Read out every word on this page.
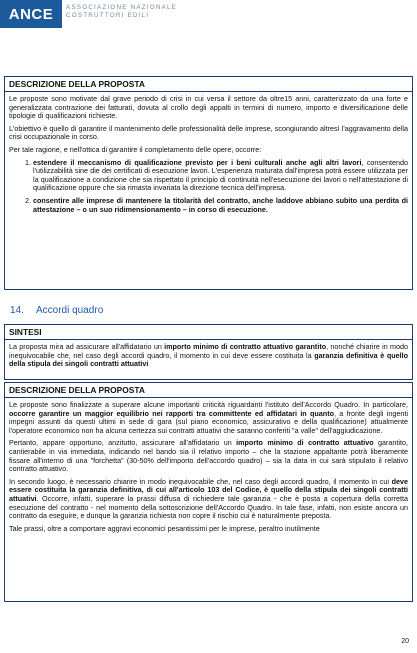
ANCE	ASSOCIAZIONE NAZIONALE
COSTRUTTORI EDILI
DESCRIZIONE DELLA PROPOSTA

Le proposte sono motivate dal grave periodo di crisi in cui versa il settore da oltre15 anni, caratterizzato da una forte e generalizzata contrazione dei fatturati, dovuta al crollo degli appalti in termini di numero, importo e diversificazione delle tipologie di qualificazioni richieste.

L'obiettivo è quello di garantire il mantenimento delle professionalità delle imprese, scongiurando altresì l'aggravamento della crisi occupazionale in corso.

Per tale ragione, e nell'ottica di garantire il completamento delle opere, occorre:

1. estendere il meccanismo di qualificazione previsto per i beni culturali anche agli altri lavori, consentendo l'utilizzabilità sine die dei certificati di esecuzione lavori. L'esperienza maturata dall'impresa potrà essere utilizzata per la qualificazione a condizione che sia rispettato il principio di continuità nell'esecuzione dei lavori o nell'attestazione di qualificazione oppure che sia rimasta invariata la direzione tecnica dell'impresa.
2. consentire alle imprese di mantenere la titolarità del contratto, anche laddove abbiano subito una perdita di attestazione – o un suo ridimensionamento – in corso di esecuzione.
14. Accordi quadro
SINTESI

La proposta mira ad assicurare all'affidatario un importo minimo di contratto attuativo garantito, nonché chiarire in modo inequivocabile che, nel caso degli accordi quadro, il momento in cui deve essere costituita la garanzia definitiva è quello della stipula dei singoli contratti attuativi

DESCRIZIONE DELLA PROPOSTA

Le proposte sono finalizzate a superare alcune importanti criticità riguardanti l'istituto dell'Accordo Quadro. In particolare, occorre garantire un maggior equilibrio nei rapporti tra committente ed affidatari in quanto, a fronte degli ingenti impegni assunti da questi ultimi in sede di gara (sul piano economico, assicurativo e della qualificazione) attualmente l'operatore economico non ha alcuna certezza sui contratti attuativi che saranno conferiti "a valle" dell'aggiudicazione.

Pertanto, appare opportuno, anzitutto, assicurare all'affidatario un importo minimo di contratto attuativo garantito, cantierabile in via immediata, indicando nel bando sia il relativo importo – che la stazione appaltante potrà liberamente fissare all'interno di una "forchetta" (30-50% dell'importo dell'accordo quadro) – sia la data in cui sarà stipulato il relativo contratto attuativo.

In secondo luogo, è necessario chiarire in modo inequivocabile che, nel caso degli accordi quadro, il momento in cui deve essere costituita la garanzia definitiva, di cui all'articolo 103 del Codice, è quello della stipula dei singoli contratti attuativi. Occorre, infatti, superare la prassi diffusa di richiedere tale garanzia - che è posta a copertura della corretta esecuzione del contratto - nel momento della sottoscrizione dell'Accordo Quadro. In tale fase, infatti, non esiste ancora un contratto da eseguire, e dunque la garanzia richiesta non copre il rischio cui è naturalmente preposta.

Tale prassi, oltre a comportare aggravi economici pesantissimi per le imprese, peraltro inutilmente

20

Problem requirements | Go through the data above and transcribe it in full, omitting any image.

Written answer |
Read out every word on this page.
ANCE	ASSOCIAZIONE NAZIONALE
COSTRUTTORI EDILI
DESCRIZIONE DELLA PROPOSTA

Le proposte sono motivate dal grave periodo di crisi in cui versa il settore da oltre15 anni, caratterizzato da una forte e generalizzata contrazione dei fatturati, dovuta al crollo degli appalti in termini di numero, importo e diversificazione delle tipologie di qualificazioni richieste.

L'obiettivo è quello di garantire il mantenimento delle professionalità delle imprese, scongiurando altresì l'aggravamento della crisi occupazionale in corso.

Per tale ragione, e nell'ottica di garantire il completamento delle opere, occorre:

1. estendere il meccanismo di qualificazione previsto per i beni culturali anche agli altri lavori, consentendo l'utilizzabilità sine die dei certificati di esecuzione lavori. L'esperienza maturata dall'impresa potrà essere utilizzata per la qualificazione a condizione che sia rispettato il principio di continuità nell'esecuzione dei lavori o nell'attestazione di qualificazione oppure che sia rimasta invariata la direzione tecnica dell'impresa.
2. consentire alle imprese di mantenere la titolarità del contratto, anche laddove abbiano subito una perdita di attestazione – o un suo ridimensionamento – in corso di esecuzione.
14. Accordi quadro
SINTESI

La proposta mira ad assicurare all'affidatario un importo minimo di contratto attuativo garantito, nonché chiarire in modo inequivocabile che, nel caso degli accordi quadro, il momento in cui deve essere costituita la garanzia definitiva è quello della stipula dei singoli contratti attuativi

DESCRIZIONE DELLA PROPOSTA

Le proposte sono finalizzate a superare alcune importanti criticità riguardanti l'istituto dell'Accordo Quadro. In particolare, occorre garantire un maggior equilibrio nei rapporti tra committente ed affidatari in quanto, a fronte degli ingenti impegni assunti da questi ultimi in sede di gara (sul piano economico, assicurativo e della qualificazione) attualmente l'operatore economico non ha alcuna certezza sui contratti attuativi che saranno conferiti "a valle" dell'aggiudicazione.

Pertanto, appare opportuno, anzitutto, assicurare all'affidatario un importo minimo di contratto attuativo garantito, cantierabile in via immediata, indicando nel bando sia il relativo importo – che la stazione appaltante potrà liberamente fissare all'interno di una "forchetta" (30-50% dell'importo dell'accordo quadro) – sia la data in cui sarà stipulato il relativo contratto attuativo.

In secondo luogo, è necessario chiarire in modo inequivocabile che, nel caso degli accordi quadro, il momento in cui deve essere costituita la garanzia definitiva, di cui all'articolo 103 del Codice, è quello della stipula dei singoli contratti attuativi. Occorre, infatti, superare la prassi diffusa di richiedere tale garanzia - che è posta a copertura della corretta esecuzione del contratto - nel momento della sottoscrizione dell'Accordo Quadro. In tale fase, infatti, non esiste ancora un contratto da eseguire, e dunque la garanzia richiesta non copre il rischio cui è naturalmente preposta.

Tale prassi, oltre a comportare aggravi economici pesantissimi per le imprese, peraltro inutilmente

20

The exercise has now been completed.